Collected data:
----

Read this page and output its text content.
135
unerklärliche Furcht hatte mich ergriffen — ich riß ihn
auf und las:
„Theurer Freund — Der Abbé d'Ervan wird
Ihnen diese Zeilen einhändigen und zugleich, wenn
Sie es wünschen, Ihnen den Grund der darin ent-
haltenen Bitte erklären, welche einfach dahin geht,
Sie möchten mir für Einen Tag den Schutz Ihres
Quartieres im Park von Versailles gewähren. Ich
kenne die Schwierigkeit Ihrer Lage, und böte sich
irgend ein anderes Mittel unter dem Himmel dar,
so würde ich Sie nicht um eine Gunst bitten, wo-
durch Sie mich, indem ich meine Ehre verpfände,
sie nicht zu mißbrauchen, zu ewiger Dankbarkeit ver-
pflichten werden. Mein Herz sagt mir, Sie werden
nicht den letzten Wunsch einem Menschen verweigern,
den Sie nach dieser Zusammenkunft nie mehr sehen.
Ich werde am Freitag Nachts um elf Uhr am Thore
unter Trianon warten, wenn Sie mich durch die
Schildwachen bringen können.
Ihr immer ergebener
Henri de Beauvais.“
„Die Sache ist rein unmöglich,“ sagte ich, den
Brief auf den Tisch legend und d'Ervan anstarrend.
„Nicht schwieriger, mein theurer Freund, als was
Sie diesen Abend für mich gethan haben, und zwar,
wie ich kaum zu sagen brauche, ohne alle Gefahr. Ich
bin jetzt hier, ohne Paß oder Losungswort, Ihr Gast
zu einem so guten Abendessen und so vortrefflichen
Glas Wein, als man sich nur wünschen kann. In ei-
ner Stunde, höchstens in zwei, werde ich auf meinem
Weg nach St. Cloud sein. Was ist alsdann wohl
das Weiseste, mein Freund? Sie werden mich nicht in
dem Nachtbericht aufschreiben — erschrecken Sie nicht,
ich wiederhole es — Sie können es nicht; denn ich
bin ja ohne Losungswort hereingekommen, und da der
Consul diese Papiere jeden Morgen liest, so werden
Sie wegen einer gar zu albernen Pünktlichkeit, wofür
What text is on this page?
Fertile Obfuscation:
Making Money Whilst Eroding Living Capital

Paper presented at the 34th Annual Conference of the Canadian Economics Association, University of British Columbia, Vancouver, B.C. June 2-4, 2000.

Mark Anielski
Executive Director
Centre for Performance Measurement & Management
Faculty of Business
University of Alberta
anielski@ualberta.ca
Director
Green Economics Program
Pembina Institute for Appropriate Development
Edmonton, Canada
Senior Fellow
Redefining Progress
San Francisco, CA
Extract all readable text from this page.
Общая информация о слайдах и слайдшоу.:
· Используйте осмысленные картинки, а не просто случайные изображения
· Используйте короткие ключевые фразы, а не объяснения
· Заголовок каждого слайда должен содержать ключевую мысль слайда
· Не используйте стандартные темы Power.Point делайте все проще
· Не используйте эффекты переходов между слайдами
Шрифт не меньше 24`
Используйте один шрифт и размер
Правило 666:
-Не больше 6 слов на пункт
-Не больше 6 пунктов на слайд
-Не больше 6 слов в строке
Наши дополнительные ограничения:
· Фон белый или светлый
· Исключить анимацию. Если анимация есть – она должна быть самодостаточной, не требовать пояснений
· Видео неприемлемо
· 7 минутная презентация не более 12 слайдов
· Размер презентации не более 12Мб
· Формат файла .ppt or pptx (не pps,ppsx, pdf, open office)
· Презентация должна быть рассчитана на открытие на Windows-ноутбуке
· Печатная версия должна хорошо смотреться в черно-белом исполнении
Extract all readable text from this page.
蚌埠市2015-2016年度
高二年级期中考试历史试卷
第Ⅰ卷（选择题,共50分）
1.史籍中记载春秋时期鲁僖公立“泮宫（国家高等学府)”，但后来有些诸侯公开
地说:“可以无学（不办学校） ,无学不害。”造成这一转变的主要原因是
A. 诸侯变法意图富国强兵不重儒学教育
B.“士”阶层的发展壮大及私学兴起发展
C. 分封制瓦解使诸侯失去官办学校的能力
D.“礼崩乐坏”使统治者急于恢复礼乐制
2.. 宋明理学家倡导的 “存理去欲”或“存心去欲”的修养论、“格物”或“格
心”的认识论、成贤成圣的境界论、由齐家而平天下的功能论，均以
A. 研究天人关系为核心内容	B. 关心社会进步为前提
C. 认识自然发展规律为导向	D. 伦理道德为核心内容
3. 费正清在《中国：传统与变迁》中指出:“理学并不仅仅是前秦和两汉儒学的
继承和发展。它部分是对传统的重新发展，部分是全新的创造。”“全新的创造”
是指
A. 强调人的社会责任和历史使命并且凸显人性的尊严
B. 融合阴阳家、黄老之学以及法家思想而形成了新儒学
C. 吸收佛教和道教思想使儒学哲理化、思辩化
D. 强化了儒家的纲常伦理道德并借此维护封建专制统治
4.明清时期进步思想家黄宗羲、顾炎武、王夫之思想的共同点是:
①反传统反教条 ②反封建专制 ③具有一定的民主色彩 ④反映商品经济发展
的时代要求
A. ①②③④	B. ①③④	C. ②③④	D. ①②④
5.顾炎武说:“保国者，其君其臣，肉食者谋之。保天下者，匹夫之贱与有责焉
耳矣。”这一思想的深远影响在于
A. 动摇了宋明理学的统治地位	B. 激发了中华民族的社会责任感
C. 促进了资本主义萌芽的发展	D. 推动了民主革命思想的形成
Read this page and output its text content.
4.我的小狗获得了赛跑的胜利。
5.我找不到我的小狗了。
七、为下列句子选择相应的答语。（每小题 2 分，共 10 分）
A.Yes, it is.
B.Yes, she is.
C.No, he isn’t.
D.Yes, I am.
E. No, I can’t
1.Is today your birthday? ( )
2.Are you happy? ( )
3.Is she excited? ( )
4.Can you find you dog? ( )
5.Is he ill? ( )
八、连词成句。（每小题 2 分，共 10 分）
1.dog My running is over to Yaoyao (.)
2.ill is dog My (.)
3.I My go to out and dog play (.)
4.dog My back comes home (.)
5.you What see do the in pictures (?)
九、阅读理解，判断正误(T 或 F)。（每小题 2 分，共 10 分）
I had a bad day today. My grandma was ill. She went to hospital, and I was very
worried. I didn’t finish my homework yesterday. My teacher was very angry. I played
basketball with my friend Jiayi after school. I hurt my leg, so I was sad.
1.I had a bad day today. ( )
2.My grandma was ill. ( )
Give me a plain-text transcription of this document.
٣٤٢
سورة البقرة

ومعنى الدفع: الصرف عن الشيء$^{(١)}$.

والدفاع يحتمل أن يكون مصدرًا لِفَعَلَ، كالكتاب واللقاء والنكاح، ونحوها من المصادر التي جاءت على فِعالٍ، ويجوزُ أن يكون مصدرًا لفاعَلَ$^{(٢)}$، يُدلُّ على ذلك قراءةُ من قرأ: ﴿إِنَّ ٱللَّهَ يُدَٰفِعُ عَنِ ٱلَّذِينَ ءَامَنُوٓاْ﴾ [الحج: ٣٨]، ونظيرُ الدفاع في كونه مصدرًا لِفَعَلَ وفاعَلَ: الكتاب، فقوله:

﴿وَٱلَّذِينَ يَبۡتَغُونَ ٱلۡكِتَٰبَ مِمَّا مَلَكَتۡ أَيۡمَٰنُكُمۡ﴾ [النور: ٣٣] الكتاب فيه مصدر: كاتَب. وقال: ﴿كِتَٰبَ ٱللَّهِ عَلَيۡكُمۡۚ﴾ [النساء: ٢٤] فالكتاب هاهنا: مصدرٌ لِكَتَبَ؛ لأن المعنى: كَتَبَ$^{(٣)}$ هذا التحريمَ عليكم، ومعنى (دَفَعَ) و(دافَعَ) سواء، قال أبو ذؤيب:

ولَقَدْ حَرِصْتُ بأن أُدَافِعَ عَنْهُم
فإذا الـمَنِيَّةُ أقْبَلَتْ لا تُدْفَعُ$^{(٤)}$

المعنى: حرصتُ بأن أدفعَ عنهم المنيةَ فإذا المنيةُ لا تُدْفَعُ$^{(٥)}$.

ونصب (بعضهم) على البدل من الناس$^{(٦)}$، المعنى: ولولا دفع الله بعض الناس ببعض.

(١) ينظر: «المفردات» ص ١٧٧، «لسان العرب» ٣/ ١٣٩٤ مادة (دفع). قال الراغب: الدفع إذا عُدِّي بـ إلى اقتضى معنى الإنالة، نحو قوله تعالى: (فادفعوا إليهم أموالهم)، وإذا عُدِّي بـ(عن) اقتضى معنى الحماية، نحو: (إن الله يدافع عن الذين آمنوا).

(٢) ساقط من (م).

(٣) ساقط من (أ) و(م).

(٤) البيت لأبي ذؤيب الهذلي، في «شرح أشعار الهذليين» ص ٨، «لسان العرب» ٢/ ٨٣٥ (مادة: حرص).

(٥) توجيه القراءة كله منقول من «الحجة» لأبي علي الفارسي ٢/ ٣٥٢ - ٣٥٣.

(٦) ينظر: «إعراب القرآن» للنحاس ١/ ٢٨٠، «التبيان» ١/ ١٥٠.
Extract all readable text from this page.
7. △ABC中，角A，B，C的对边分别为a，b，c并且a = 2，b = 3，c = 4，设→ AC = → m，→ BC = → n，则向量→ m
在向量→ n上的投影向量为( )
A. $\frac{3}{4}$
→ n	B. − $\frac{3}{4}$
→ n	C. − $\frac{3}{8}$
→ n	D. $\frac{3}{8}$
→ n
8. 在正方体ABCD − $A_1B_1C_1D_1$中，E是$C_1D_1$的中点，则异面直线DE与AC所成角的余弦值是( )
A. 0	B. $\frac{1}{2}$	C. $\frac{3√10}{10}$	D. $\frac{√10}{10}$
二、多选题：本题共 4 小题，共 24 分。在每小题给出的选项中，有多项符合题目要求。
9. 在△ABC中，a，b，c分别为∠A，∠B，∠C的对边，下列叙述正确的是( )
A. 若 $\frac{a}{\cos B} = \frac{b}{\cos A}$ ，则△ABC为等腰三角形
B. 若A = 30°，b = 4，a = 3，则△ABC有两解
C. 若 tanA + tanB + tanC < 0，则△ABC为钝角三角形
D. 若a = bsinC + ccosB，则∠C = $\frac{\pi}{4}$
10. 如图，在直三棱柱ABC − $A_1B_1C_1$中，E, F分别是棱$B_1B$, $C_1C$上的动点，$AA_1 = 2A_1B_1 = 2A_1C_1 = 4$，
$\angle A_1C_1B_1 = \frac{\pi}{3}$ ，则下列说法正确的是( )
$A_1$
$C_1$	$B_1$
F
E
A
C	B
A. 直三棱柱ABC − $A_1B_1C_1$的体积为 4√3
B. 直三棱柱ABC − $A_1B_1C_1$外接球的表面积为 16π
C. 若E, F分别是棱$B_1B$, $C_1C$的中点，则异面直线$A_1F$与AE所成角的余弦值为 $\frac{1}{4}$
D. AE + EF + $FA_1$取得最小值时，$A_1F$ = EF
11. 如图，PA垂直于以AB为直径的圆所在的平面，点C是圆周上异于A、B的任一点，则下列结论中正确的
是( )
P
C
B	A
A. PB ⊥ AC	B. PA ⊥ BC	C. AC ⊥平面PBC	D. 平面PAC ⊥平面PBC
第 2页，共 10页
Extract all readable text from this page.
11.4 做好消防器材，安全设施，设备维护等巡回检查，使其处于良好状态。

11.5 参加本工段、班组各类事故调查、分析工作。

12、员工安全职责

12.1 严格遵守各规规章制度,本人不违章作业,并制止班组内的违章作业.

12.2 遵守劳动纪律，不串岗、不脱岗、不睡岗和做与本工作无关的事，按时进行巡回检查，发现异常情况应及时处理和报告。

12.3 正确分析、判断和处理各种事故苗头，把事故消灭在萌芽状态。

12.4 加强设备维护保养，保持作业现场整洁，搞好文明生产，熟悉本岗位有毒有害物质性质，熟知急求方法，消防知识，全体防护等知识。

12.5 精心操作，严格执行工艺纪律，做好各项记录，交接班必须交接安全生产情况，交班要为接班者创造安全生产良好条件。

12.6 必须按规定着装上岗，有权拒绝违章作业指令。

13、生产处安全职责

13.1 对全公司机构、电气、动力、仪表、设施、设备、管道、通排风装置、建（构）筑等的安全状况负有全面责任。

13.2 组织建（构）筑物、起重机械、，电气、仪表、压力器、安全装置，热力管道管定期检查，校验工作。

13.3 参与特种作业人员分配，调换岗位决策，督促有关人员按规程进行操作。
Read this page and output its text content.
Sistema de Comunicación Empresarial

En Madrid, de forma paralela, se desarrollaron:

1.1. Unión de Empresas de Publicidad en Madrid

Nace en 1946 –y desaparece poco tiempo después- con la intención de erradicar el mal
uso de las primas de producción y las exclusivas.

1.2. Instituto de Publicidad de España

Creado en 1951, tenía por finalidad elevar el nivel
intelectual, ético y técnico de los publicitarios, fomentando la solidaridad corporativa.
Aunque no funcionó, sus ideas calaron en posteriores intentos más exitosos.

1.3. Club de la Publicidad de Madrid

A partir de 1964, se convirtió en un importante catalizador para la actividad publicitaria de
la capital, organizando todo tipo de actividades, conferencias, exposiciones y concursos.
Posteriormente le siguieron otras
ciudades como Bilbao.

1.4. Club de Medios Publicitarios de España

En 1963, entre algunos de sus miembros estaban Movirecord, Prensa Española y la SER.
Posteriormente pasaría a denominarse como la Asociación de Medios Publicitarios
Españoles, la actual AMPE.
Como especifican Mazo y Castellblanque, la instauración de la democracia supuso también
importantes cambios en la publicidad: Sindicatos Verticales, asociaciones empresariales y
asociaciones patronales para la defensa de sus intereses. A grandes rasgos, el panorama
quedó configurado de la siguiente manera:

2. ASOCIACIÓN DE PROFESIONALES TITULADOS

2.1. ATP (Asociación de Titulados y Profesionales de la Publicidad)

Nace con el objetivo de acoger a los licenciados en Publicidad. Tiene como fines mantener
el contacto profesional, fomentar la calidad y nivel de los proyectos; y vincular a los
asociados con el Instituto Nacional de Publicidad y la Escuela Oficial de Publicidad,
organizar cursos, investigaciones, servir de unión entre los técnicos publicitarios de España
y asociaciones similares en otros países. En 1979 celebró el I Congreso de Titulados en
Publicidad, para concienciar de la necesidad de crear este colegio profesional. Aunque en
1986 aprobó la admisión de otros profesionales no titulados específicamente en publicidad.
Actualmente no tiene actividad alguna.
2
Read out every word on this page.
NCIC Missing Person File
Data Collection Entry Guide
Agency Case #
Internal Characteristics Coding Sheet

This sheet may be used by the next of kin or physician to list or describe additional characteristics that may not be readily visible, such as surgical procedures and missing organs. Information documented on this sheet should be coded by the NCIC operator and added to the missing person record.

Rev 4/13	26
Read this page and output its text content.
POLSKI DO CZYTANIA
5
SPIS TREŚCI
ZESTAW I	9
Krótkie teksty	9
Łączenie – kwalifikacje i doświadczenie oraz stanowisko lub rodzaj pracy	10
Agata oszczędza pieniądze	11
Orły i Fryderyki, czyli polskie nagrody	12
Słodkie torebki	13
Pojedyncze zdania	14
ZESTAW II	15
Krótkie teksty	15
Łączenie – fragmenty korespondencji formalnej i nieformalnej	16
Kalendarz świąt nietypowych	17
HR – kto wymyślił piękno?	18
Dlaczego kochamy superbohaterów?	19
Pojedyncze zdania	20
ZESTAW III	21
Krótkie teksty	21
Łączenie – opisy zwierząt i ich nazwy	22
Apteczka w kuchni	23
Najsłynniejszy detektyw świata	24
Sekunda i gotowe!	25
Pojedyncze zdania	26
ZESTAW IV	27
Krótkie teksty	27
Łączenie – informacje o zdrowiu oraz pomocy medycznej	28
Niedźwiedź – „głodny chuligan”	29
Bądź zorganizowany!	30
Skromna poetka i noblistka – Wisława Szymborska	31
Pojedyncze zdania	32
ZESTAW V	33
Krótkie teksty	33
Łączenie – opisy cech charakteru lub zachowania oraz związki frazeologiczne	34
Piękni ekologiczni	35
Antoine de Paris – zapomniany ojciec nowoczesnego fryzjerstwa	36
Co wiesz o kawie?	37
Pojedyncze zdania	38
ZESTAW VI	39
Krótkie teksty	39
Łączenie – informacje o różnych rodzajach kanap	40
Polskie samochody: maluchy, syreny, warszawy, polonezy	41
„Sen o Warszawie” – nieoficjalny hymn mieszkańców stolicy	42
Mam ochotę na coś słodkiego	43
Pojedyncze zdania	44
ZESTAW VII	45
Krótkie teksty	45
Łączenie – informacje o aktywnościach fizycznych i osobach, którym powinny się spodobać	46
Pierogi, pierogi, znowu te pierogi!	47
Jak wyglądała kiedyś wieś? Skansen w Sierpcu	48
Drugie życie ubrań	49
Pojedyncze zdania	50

----

Within the material above, find the lines that contain the word "Aunque"; copy them.

» **Solution for this exercise**:
Aunque no funcionó, sus ideas calaron en posteriores intentos más exitosos.
Publicidad, para concienciar de la necesidad de crear este colegio profesional. Aunque en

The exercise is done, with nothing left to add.